Scan the records for the string "кошек"; copy each line where it occurs.

* _RECORDS_:
START

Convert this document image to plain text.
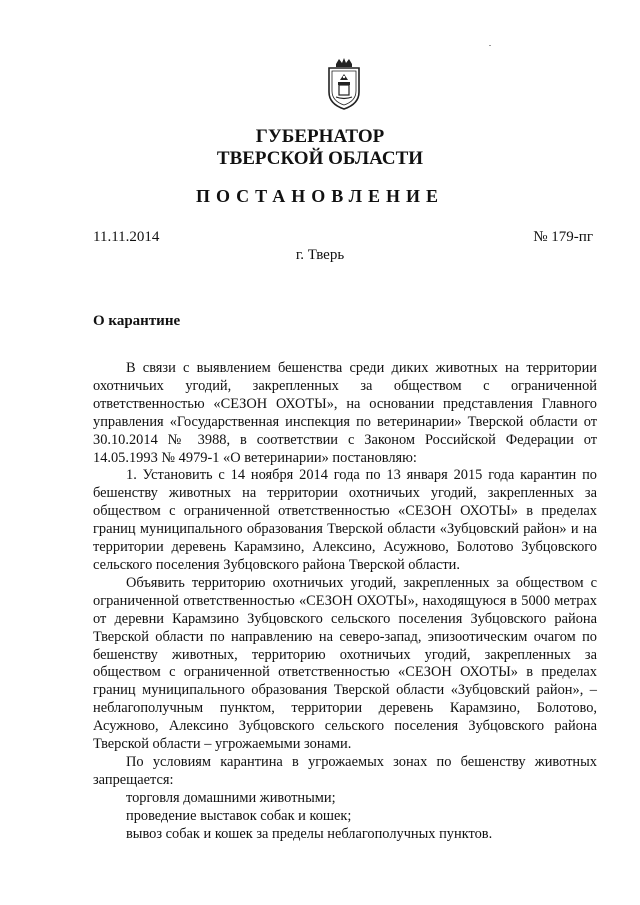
ГУБЕРНАТОР
ТВЕРСКОЙ ОБЛАСТИ
ПОСТАНОВЛЕНИЕ
11.11.2014	№ 179-пг
г. Тверь
О карантине

В связи с выявлением бешенства среди диких животных на территории охотничьих угодий, закрепленных за обществом с ограниченной ответственностью «СЕЗОН ОХОТЫ», на основании представления Главного управления «Государственная инспекция по ветеринарии» Тверской области от 30.10.2014 № 3988, в соответствии с Законом Российской Федерации от 14.05.1993 № 4979-1 «О ветеринарии» постановляю:

1. Установить с 14 ноября 2014 года по 13 января 2015 года карантин по бешенству животных на территории охотничьих угодий, закрепленных за обществом с ограниченной ответственностью «СЕЗОН ОХОТЫ» в пределах границ муниципального образования Тверской области «Зубцовский район» и на территории деревень Карамзино, Алексино, Асужново, Болотово Зубцовского сельского поселения Зубцовского района Тверской области.

Объявить территорию охотничьих угодий, закрепленных за обществом с ограниченной ответственностью «СЕЗОН ОХОТЫ», находящуюся в 5000 метрах от деревни Карамзино Зубцовского сельского поселения Зубцовского района Тверской области по направлению на северо-запад, эпизоотическим очагом по бешенству животных, территорию охотничьих угодий, закрепленных за обществом с ограниченной ответственностью «СЕЗОН ОХОТЫ» в пределах границ муниципального образования Тверской области «Зубцовский район», – неблагополучным пунктом, территории деревень Карамзино, Болотово, Асужново, Алексино Зубцовского сельского поселения Зубцовского района Тверской области – угрожаемыми зонами.

По условиям карантина в угрожаемых зонах по бешенству животных запрещается:

торговля домашними животными;

проведение выставок собак и кошек;

вывоз собак и кошек за пределы неблагополучных пунктов.
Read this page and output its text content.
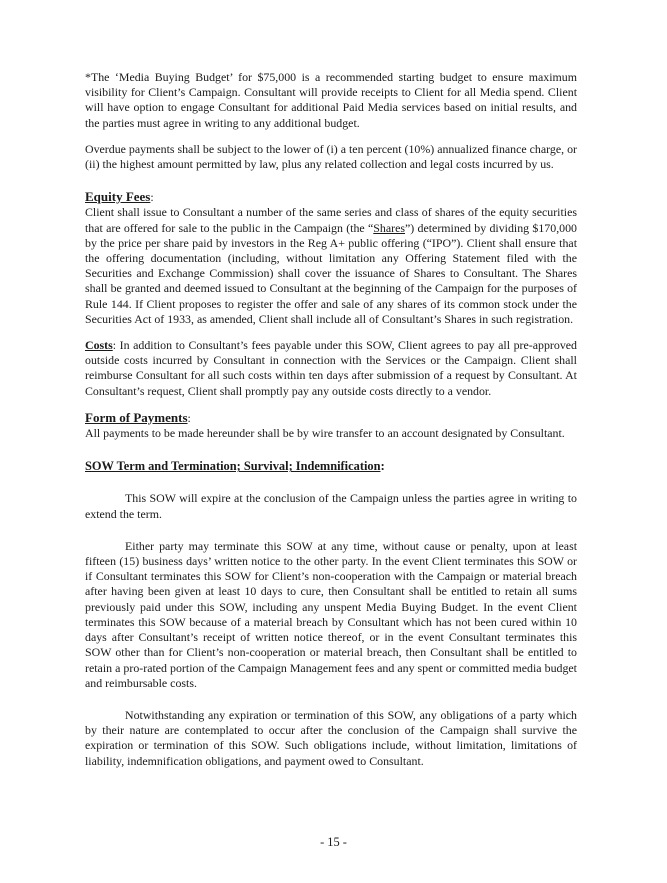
*The ‘Media Buying Budget’ for $75,000 is a recommended starting budget to ensure maximum visibility for Client’s Campaign. Consultant will provide receipts to Client for all Media spend. Client will have option to engage Consultant for additional Paid Media services based on initial results, and the parties must agree in writing to any additional budget.

Overdue payments shall be subject to the lower of (i) a ten percent (10%) annualized finance charge, or (ii) the highest amount permitted by law, plus any related collection and legal costs incurred by us.

Equity Fees:

Client shall issue to Consultant a number of the same series and class of shares of the equity securities that are offered for sale to the public in the Campaign (the “Shares”) determined by dividing $170,000 by the price per share paid by investors in the Reg A+ public offering (“IPO”). Client shall ensure that the offering documentation (including, without limitation any Offering Statement filed with the Securities and Exchange Commission) shall cover the issuance of Shares to Consultant. The Shares shall be granted and deemed issued to Consultant at the beginning of the Campaign for the purposes of Rule 144. If Client proposes to register the offer and sale of any shares of its common stock under the Securities Act of 1933, as amended, Client shall include all of Consultant’s Shares in such registration.

Costs: In addition to Consultant’s fees payable under this SOW, Client agrees to pay all pre-approved outside costs incurred by Consultant in connection with the Services or the Campaign. Client shall reimburse Consultant for all such costs within ten days after submission of a request by Consultant. At Consultant’s request, Client shall promptly pay any outside costs directly to a vendor.

Form of Payments:

All payments to be made hereunder shall be by wire transfer to an account designated by Consultant.

SOW Term and Termination; Survival; Indemnification:

This SOW will expire at the conclusion of the Campaign unless the parties agree in writing to extend the term.

Either party may terminate this SOW at any time, without cause or penalty, upon at least fifteen (15) business days’ written notice to the other party. In the event Client terminates this SOW or if Consultant terminates this SOW for Client’s non-cooperation with the Campaign or material breach after having been given at least 10 days to cure, then Consultant shall be entitled to retain all sums previously paid under this SOW, including any unspent Media Buying Budget. In the event Client terminates this SOW because of a material breach by Consultant which has not been cured within 10 days after Consultant’s receipt of written notice thereof, or in the event Consultant terminates this SOW other than for Client’s non-cooperation or material breach, then Consultant shall be entitled to retain a pro-rated portion of the Campaign Management fees and any spent or committed media budget and reimbursable costs.

Notwithstanding any expiration or termination of this SOW, any obligations of a party which by their nature are contemplated to occur after the conclusion of the Campaign shall survive the expiration or termination of this SOW. Such obligations include, without limitation, limitations of liability, indemnification obligations, and payment owed to Consultant.

- 15 -
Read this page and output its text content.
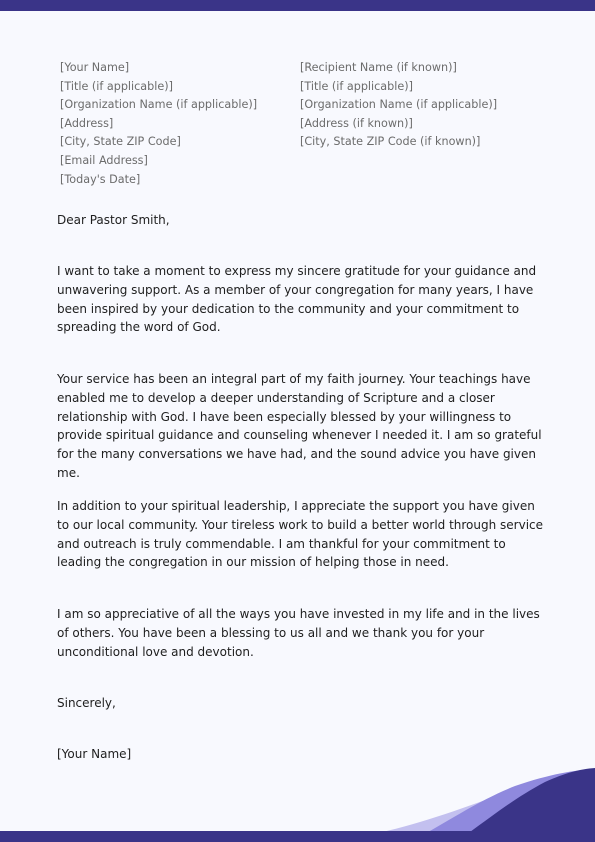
[Your Name]
[Title (if applicable)]
[Organization Name (if applicable)]
[Address]
[City, State ZIP Code]
[Email Address]
[Today's Date]
[Recipient Name (if known)]
[Title (if applicable)]
[Organization Name (if applicable)]
[Address (if known)]
[City, State ZIP Code (if known)]

Dear Pastor Smith,

I want to take a moment to express my sincere gratitude for your guidance and unwavering support. As a member of your congregation for many years, I have been inspired by your dedication to the community and your commitment to spreading the word of God.

Your service has been an integral part of my faith journey. Your teachings have enabled me to develop a deeper understanding of Scripture and a closer relationship with God. I have been especially blessed by your willingness to provide spiritual guidance and counseling whenever I needed it. I am so grateful for the many conversations we have had, and the sound advice you have given me.

In addition to your spiritual leadership, I appreciate the support you have given to our local community. Your tireless work to build a better world through service and outreach is truly commendable. I am thankful for your commitment to leading the congregation in our mission of helping those in need.

I am so appreciative of all the ways you have invested in my life and in the lives of others. You have been a blessing to us all and we thank you for your unconditional love and devotion.

Sincerely,

[Your Name]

END

* _EXERCISE RESPONSE_:
проведение выставок собак и кошек;
вывоз собак и кошек за пределы неблагополучных пунктов.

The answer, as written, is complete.